#### Goal:
Count the lines containing "Discharge". Give the number alone.

#### Records shown:
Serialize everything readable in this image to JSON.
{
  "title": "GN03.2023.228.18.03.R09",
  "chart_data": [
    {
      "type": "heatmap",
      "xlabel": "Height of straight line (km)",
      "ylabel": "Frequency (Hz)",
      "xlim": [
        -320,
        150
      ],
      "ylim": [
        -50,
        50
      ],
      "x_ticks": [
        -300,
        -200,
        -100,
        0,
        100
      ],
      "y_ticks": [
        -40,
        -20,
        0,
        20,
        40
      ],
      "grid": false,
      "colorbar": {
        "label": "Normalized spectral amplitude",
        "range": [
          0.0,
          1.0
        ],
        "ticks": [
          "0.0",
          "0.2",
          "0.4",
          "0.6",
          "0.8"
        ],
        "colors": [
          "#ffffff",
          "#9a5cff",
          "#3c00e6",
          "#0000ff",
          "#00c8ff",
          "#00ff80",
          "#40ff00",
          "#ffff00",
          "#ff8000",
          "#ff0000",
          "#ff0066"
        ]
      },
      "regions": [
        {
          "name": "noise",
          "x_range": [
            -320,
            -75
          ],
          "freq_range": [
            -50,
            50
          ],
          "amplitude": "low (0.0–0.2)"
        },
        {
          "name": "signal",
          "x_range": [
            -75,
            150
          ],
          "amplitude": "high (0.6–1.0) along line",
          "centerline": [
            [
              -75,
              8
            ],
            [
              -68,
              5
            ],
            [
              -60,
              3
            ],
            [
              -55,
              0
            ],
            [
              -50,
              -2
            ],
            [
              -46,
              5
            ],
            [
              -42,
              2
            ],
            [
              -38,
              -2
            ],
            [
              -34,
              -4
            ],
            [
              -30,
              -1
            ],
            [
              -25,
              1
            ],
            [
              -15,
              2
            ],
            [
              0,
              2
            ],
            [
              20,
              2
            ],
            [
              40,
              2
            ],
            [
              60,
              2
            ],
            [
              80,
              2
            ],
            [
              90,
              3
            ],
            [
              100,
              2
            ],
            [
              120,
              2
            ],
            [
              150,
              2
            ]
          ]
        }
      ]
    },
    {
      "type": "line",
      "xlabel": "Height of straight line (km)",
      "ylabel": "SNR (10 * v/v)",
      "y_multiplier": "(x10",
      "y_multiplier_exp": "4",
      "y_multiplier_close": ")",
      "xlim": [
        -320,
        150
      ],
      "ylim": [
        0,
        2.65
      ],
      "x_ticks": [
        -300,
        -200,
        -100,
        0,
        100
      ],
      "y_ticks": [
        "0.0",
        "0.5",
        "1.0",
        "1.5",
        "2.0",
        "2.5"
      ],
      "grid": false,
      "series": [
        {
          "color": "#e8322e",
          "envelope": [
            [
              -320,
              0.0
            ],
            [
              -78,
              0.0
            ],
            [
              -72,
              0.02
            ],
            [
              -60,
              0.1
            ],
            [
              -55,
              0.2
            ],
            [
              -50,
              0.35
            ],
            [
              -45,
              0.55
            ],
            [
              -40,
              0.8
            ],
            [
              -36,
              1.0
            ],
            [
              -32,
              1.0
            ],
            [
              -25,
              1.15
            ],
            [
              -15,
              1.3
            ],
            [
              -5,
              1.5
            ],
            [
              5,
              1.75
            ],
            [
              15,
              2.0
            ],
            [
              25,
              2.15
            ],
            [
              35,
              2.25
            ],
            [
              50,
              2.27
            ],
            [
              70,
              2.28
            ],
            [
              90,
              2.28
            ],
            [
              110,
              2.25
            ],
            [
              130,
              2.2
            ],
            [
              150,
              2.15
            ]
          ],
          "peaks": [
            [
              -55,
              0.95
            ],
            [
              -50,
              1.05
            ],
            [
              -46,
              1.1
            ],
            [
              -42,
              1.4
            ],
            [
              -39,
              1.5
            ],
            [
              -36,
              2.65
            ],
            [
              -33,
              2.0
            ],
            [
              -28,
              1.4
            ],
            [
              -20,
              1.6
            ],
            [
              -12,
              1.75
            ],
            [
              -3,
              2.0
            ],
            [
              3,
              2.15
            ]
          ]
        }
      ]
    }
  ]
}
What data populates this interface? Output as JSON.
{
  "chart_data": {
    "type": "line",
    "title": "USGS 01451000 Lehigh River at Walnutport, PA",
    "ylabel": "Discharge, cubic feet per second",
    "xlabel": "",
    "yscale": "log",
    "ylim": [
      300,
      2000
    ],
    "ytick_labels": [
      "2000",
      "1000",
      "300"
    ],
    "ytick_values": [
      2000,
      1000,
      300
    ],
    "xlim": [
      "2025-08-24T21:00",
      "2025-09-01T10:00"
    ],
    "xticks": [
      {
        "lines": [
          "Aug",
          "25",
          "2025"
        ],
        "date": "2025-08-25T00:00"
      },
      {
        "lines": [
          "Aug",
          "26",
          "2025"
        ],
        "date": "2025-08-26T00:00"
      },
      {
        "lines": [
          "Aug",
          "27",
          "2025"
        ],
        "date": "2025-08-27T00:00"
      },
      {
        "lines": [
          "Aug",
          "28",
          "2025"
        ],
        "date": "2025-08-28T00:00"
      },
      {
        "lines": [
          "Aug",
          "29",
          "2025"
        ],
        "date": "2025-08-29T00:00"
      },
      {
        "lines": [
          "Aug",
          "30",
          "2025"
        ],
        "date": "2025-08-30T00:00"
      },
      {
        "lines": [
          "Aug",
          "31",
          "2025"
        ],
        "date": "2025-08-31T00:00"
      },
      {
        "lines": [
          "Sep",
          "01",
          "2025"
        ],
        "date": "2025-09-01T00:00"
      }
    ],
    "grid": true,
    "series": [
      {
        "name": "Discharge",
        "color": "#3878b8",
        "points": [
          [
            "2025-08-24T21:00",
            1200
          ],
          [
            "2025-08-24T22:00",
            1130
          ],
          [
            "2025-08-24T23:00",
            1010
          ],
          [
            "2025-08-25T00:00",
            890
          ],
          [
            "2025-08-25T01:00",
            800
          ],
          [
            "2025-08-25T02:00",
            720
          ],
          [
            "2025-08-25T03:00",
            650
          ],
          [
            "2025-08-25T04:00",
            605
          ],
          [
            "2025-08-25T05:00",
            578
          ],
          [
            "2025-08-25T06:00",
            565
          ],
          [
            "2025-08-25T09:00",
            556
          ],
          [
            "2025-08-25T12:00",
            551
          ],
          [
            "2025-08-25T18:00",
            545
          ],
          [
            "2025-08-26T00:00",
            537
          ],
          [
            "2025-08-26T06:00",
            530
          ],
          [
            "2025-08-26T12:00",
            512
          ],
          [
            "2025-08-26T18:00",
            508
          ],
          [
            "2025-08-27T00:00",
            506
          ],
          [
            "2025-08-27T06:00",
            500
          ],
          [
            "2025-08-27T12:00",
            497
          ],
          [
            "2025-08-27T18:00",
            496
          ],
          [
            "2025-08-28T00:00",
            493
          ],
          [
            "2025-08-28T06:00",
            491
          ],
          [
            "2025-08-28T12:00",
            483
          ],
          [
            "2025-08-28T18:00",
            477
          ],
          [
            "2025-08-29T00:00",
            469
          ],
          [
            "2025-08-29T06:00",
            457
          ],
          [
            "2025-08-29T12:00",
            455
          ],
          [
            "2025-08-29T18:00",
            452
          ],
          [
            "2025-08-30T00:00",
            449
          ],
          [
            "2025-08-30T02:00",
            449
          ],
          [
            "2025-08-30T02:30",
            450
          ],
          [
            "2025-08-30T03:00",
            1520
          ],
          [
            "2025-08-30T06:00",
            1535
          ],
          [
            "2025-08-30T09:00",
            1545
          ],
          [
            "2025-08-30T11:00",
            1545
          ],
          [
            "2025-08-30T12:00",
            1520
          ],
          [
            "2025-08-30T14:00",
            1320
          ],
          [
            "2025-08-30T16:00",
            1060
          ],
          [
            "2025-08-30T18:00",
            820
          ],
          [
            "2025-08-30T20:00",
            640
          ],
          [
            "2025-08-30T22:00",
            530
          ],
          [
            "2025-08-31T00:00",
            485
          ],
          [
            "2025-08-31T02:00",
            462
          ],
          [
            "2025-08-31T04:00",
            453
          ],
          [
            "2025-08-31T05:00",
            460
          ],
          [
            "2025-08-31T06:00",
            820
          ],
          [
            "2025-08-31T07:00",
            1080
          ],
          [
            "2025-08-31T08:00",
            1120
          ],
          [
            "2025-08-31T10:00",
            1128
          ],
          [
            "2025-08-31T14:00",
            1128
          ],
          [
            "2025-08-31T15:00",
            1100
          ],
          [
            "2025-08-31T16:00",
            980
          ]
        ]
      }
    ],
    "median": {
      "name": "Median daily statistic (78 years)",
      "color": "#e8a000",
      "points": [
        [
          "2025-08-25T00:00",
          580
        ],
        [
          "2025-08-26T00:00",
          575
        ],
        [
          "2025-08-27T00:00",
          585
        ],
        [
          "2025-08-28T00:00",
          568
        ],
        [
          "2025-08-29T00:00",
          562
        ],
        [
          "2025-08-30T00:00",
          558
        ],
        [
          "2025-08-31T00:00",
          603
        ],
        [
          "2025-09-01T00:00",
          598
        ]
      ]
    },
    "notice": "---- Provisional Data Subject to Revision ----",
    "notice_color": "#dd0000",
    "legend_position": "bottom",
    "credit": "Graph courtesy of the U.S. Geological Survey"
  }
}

#### In response:
2